TASK OBJECTIVE:
Find the lines with "treaties" in them and copy them out.

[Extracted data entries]
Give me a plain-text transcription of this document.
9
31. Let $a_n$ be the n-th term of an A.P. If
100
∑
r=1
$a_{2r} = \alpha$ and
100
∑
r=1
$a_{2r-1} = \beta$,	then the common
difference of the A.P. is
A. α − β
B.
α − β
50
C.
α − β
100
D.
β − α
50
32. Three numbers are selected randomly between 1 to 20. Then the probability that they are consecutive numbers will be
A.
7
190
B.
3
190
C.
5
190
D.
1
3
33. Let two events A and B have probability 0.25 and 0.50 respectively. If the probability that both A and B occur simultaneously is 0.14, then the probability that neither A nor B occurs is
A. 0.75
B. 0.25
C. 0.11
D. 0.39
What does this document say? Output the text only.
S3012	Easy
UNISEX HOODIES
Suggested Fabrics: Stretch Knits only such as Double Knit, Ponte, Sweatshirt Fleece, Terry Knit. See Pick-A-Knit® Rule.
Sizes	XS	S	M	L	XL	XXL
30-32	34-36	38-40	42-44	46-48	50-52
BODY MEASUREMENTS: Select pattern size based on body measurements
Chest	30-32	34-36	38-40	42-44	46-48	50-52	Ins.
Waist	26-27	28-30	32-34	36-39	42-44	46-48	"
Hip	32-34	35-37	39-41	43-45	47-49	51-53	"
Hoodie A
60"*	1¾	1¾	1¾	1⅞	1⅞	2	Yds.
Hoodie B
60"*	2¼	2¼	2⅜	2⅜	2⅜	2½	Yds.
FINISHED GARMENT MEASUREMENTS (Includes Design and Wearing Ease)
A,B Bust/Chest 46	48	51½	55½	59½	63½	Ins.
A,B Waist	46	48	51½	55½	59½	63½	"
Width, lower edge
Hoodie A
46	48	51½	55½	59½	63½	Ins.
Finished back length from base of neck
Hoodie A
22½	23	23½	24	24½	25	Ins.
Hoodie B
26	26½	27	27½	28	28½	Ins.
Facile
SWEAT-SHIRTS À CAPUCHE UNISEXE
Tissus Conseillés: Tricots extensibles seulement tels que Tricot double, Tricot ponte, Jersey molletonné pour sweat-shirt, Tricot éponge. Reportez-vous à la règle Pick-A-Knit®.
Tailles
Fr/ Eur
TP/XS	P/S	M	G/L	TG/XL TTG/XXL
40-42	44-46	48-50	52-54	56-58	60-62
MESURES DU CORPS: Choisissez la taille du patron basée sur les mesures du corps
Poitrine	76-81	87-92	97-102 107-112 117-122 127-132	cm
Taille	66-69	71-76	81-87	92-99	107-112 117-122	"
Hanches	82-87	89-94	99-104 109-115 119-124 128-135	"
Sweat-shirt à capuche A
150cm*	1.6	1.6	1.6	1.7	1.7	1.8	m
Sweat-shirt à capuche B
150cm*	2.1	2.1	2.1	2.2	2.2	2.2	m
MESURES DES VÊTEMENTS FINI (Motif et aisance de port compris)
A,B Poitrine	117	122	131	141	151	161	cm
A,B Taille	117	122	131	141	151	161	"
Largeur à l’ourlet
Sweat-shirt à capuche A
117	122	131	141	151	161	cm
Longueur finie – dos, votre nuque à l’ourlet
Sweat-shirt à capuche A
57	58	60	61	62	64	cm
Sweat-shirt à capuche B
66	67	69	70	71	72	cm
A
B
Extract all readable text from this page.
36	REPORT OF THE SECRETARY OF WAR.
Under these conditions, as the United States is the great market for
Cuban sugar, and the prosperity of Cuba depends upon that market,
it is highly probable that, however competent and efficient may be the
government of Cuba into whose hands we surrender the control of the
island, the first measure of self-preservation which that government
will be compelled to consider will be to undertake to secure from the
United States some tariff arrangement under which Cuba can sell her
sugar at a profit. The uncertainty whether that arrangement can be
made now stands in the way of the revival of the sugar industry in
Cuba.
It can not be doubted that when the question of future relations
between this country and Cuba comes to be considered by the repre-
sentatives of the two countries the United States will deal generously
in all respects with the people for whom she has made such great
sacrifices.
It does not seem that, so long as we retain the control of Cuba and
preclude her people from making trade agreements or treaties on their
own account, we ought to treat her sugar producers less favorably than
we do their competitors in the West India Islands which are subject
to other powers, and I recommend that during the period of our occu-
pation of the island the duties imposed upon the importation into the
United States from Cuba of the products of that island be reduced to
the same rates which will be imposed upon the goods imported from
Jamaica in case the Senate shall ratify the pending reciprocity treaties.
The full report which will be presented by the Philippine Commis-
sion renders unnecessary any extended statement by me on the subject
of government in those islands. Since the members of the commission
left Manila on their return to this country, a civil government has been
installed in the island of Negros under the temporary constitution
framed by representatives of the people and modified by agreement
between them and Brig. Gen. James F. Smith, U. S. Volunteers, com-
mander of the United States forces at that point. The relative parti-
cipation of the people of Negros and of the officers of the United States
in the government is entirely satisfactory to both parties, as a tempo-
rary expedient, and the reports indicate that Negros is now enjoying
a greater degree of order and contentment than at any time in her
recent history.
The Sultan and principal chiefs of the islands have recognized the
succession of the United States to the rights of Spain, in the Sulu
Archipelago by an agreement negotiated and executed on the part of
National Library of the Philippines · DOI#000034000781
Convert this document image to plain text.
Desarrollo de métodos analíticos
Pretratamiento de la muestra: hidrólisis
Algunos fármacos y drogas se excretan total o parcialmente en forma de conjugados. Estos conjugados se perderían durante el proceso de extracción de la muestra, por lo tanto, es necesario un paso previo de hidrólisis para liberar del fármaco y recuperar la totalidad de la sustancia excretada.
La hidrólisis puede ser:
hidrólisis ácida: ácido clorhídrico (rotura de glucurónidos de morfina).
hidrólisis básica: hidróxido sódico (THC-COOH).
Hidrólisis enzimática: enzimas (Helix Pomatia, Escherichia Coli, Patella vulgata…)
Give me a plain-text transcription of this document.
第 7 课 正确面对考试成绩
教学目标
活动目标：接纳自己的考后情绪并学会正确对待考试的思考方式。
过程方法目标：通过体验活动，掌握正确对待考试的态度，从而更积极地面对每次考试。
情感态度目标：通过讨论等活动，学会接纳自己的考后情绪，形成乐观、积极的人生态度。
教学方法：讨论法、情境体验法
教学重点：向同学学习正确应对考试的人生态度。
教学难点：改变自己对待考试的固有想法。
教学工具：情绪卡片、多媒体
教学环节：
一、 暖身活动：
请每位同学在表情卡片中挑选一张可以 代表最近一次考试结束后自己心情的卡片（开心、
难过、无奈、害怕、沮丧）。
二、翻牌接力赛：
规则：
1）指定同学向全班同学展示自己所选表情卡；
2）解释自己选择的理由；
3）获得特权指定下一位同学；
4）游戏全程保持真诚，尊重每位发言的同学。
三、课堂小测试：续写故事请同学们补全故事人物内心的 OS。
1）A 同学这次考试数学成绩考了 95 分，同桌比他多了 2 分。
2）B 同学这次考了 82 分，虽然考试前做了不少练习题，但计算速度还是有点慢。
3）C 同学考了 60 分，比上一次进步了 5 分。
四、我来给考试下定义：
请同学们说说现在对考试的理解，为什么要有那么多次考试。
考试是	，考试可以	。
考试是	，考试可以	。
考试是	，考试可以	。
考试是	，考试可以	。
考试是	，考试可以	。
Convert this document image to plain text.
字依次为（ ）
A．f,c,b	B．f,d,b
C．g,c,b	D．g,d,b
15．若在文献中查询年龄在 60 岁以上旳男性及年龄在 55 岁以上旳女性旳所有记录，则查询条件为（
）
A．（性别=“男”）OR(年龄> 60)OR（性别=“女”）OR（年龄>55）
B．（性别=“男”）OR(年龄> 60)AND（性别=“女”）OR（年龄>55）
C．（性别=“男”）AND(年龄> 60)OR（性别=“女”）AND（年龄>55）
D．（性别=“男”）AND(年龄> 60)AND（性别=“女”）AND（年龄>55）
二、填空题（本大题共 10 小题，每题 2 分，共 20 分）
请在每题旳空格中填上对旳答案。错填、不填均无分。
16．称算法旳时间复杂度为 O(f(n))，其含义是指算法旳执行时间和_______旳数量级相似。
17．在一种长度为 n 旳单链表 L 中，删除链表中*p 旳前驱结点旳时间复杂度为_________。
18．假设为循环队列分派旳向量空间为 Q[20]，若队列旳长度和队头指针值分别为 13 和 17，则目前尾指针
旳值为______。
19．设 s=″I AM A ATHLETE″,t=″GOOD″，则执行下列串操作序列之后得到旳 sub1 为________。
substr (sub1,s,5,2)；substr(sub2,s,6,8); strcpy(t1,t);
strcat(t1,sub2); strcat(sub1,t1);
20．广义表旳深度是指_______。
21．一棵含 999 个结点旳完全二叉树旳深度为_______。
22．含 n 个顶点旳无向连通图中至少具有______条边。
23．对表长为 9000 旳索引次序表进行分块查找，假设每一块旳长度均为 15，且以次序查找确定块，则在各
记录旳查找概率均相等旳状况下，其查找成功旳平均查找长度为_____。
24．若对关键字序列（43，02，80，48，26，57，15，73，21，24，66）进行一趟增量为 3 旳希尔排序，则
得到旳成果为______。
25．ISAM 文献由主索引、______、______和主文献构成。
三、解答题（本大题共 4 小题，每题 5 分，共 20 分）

TASK RESULT:
preclude her people from making trade agreements or treaties on their
Jamaica in case the Senate shall ratify the pending reciprocity treaties.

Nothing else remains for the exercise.